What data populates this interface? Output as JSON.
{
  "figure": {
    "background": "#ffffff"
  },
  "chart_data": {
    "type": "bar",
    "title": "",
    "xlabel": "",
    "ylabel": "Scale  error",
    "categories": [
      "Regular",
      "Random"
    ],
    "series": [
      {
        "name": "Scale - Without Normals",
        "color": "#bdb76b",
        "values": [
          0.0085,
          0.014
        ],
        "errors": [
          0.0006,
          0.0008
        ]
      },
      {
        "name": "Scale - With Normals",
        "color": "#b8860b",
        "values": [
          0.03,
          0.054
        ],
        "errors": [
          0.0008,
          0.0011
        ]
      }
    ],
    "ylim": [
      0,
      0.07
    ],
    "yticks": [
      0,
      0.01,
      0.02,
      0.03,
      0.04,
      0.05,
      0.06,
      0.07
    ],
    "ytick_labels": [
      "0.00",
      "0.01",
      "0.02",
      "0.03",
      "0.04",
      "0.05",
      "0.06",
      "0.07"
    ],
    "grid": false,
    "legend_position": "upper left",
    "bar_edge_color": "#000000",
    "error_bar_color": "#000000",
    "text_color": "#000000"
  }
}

YOUR TASK: Filter the entries down to the lines with the word "Scale" in them.

WRITTEN SOLUTION:
    "ylabel": "Scale  error",
        "name": "Scale - Without Normals",
        "name": "Scale - With Normals",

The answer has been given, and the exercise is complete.